Find all lines in the listing that include the word "letter", then copy them.
==== Raw data ====
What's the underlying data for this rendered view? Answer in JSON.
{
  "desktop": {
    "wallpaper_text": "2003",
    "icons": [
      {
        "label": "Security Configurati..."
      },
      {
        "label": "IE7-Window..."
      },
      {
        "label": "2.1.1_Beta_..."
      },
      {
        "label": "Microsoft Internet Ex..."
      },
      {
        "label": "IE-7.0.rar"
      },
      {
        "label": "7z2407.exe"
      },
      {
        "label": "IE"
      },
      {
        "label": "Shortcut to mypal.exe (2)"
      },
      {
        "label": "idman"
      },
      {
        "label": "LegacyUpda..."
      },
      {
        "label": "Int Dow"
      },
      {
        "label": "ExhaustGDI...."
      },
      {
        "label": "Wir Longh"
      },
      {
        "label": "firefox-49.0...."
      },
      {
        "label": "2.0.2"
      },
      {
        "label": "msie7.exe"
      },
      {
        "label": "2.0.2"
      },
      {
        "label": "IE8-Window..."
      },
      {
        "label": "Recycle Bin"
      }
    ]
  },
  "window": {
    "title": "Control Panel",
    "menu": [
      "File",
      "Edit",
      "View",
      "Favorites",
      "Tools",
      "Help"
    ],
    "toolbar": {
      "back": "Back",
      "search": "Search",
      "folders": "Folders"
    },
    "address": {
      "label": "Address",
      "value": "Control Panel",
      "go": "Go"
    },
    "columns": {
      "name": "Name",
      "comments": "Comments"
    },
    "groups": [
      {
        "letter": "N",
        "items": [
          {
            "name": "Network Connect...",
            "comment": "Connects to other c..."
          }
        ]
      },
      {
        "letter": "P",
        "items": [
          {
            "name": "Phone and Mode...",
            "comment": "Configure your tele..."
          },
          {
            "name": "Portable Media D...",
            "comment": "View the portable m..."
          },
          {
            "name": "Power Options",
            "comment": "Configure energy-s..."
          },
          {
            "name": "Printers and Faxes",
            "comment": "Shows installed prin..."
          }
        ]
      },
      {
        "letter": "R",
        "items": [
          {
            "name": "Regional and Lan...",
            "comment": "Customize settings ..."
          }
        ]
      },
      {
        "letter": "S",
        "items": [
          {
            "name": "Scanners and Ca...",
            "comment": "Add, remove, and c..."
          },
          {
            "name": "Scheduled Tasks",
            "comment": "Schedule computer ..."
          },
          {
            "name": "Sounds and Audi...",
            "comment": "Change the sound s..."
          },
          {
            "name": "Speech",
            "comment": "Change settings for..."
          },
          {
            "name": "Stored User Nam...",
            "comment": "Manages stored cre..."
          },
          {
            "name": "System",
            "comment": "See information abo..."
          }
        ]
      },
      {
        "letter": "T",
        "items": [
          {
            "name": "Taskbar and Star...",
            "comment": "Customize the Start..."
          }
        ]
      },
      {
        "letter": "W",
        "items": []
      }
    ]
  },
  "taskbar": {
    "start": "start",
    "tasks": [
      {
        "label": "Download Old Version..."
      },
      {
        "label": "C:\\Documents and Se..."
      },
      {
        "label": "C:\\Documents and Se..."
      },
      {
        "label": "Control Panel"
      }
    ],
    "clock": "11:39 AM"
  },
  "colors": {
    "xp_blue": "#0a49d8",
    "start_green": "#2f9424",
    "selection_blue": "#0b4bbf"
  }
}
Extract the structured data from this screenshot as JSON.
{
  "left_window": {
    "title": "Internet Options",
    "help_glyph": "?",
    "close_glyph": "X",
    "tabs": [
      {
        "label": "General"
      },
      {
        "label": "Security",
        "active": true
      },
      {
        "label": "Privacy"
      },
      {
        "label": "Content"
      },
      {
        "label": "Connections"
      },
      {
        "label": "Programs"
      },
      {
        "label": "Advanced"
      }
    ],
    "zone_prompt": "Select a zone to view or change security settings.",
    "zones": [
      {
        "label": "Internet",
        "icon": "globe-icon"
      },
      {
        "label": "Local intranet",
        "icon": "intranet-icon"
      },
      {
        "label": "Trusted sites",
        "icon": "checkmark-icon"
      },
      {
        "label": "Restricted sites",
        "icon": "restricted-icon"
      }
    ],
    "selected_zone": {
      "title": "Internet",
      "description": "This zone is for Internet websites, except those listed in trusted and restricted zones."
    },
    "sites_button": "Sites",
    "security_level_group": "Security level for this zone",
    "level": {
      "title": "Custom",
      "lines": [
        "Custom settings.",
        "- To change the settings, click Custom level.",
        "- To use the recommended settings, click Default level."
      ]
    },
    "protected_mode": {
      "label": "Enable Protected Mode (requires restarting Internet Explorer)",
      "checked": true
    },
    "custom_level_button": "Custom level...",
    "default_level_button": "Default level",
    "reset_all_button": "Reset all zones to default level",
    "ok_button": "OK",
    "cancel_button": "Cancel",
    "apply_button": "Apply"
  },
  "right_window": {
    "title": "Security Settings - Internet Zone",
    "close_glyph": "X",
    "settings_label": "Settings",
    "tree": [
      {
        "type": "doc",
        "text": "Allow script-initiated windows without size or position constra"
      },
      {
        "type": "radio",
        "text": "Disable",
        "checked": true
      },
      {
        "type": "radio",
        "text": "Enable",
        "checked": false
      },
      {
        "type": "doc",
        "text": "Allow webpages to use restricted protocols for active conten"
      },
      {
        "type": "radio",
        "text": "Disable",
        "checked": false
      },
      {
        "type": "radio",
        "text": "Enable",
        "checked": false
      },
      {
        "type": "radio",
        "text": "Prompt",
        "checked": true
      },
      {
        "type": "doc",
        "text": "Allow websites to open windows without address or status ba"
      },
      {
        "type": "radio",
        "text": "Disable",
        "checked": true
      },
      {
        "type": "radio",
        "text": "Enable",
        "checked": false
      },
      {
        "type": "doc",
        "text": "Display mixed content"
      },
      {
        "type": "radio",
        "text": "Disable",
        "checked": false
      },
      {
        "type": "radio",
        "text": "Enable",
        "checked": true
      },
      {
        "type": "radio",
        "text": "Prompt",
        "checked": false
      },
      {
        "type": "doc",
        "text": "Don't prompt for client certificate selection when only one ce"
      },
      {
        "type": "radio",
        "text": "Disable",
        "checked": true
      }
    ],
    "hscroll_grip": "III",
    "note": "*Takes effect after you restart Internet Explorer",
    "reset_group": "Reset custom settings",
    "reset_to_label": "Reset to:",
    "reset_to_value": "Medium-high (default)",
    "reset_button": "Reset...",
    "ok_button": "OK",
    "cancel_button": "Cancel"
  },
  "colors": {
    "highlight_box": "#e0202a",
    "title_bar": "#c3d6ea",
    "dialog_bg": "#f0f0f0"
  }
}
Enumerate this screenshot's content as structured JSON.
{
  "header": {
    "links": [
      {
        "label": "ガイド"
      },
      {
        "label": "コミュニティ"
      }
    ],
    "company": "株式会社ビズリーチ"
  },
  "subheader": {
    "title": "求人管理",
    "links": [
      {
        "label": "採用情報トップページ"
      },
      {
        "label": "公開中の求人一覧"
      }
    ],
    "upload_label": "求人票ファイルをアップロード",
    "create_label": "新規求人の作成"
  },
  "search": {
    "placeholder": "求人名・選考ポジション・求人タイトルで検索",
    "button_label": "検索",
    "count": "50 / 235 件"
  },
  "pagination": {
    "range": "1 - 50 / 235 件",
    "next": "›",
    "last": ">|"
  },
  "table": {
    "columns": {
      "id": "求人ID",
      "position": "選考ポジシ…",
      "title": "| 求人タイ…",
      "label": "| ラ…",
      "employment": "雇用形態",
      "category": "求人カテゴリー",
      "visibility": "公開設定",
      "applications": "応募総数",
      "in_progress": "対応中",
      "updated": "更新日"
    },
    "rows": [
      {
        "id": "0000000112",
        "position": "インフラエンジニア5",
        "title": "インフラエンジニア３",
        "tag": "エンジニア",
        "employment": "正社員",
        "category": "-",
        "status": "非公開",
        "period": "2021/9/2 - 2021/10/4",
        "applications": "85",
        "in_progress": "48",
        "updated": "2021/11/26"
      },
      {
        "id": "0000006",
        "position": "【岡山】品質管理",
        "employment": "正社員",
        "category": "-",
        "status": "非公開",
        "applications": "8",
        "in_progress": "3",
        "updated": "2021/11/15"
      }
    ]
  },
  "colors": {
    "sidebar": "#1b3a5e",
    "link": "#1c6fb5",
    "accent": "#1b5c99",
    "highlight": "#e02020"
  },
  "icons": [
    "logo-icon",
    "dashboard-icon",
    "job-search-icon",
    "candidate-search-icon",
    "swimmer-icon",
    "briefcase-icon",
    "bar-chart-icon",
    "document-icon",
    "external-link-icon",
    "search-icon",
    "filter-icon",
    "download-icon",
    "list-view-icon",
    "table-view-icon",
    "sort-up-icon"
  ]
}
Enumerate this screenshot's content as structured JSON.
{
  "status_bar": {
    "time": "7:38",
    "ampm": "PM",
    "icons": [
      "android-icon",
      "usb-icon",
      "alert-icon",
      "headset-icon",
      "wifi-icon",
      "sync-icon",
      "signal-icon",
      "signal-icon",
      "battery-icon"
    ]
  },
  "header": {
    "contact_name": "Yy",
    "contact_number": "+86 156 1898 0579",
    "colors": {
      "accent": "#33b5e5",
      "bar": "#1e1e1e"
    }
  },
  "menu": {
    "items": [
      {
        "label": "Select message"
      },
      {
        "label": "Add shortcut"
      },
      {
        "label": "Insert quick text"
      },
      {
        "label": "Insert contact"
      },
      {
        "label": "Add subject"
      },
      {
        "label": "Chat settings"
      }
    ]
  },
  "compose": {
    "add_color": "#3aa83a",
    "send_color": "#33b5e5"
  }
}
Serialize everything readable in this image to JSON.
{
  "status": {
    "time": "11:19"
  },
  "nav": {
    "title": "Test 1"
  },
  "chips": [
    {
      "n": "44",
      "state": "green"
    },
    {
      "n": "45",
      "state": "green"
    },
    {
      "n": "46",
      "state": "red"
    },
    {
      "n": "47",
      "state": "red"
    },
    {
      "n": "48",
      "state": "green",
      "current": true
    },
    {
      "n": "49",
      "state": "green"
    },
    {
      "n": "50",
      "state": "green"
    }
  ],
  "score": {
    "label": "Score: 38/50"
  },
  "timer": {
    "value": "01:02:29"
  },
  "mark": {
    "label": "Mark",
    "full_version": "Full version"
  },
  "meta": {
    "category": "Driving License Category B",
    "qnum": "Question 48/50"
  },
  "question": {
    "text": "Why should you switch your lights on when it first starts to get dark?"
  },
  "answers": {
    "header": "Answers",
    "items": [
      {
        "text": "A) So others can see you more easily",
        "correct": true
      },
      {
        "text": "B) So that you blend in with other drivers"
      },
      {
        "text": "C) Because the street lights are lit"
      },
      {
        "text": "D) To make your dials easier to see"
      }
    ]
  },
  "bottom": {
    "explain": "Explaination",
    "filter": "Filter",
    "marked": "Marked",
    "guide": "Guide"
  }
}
====
▸ **Expected answer**:
        "letter": "N",
        "letter": "P",
        "letter": "R",
        "letter": "S",
        "letter": "T",
        "letter": "W",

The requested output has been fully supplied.